Your task is to repeat the lines below exactly, excluding any pictures they contain.
══ LISTED RECORDS ══
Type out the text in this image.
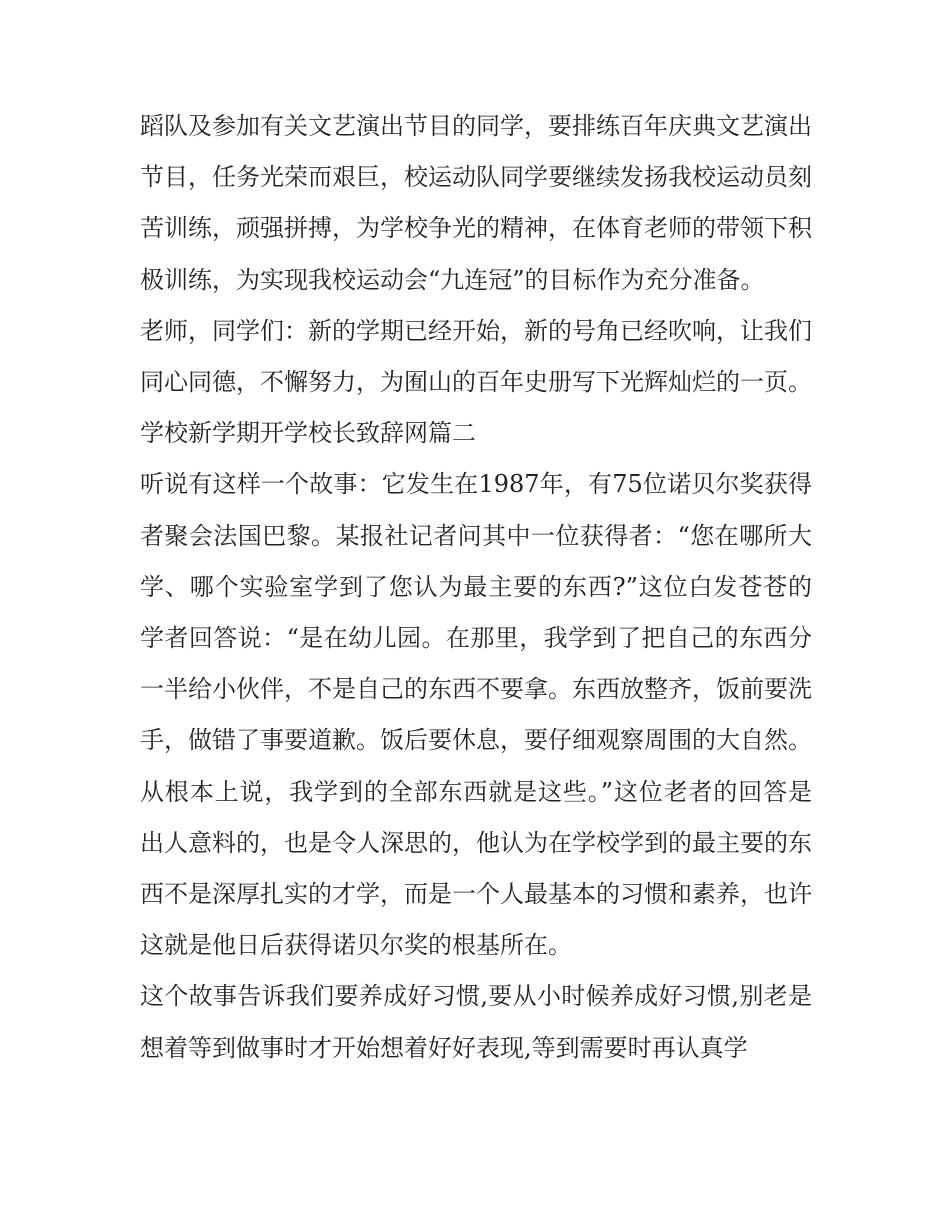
蹈队及参加有关文艺演出节目的同学，要排练百年庆典文艺演出节目，任务光荣而艰巨，校运动队同学要继续发扬我校运动员刻苦训练，顽强拼搏，为学校争光的精神，在体育老师的带领下积极训练，为实现我校运动会“九连冠”的目标作为充分准备。

老师，同学们：新的学期已经开始，新的号角已经吹响，让我们同心同德，不懈努力，为囿山的百年史册写下光辉灿烂的一页。 学校新学期开学校长致辞网篇二

听说有这样一个故事：它发生在1987年，有75位诺贝尔奖获得者聚会法国巴黎。某报社记者问其中一位获得者：“您在哪所大学、哪个实验室学到了您认为最主要的东西?”这位白发苍苍的学者回答说：“是在幼儿园。在那里，我学到了把自己的东西分一半给小伙伴，不是自己的东西不要拿。东西放整齐，饭前要洗手，做错了事要道歉。饭后要休息，要仔细观察周围的大自然。从根本上说，我学到的全部东西就是这些。”这位老者的回答是出人意料的，也是令人深思的，他认为在学校学到的最主要的东西不是深厚扎实的才学，而是一个人最基本的习惯和素养，也许这就是他日后获得诺贝尔奖的根基所在。

这个故事告诉我们要养成好习惯,要从小时候养成好习惯,别老是想着等到做事时才开始想着好好表现,等到需要时再认真学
═══
◆ SOLUTION FOR THIS TASK:
Type out the text in this image.
蹈队及参加有关文艺演出节目的同学，要排练百年庆典文艺演出节目，任务光荣而艰巨，校运动队同学要继续发扬我校运动员刻苦训练，顽强拼搏，为学校争光的精神，在体育老师的带领下积极训练，为实现我校运动会“九连冠”的目标作为充分准备。

老师，同学们：新的学期已经开始，新的号角已经吹响，让我们同心同德，不懈努力，为囿山的百年史册写下光辉灿烂的一页。 学校新学期开学校长致辞网篇二

听说有这样一个故事：它发生在1987年，有75位诺贝尔奖获得者聚会法国巴黎。某报社记者问其中一位获得者：“您在哪所大学、哪个实验室学到了您认为最主要的东西?”这位白发苍苍的学者回答说：“是在幼儿园。在那里，我学到了把自己的东西分一半给小伙伴，不是自己的东西不要拿。东西放整齐，饭前要洗手，做错了事要道歉。饭后要休息，要仔细观察周围的大自然。从根本上说，我学到的全部东西就是这些。”这位老者的回答是出人意料的，也是令人深思的，他认为在学校学到的最主要的东西不是深厚扎实的才学，而是一个人最基本的习惯和素养，也许这就是他日后获得诺贝尔奖的根基所在。

这个故事告诉我们要养成好习惯,要从小时候养成好习惯,别老是想着等到做事时才开始想着好好表现,等到需要时再认真学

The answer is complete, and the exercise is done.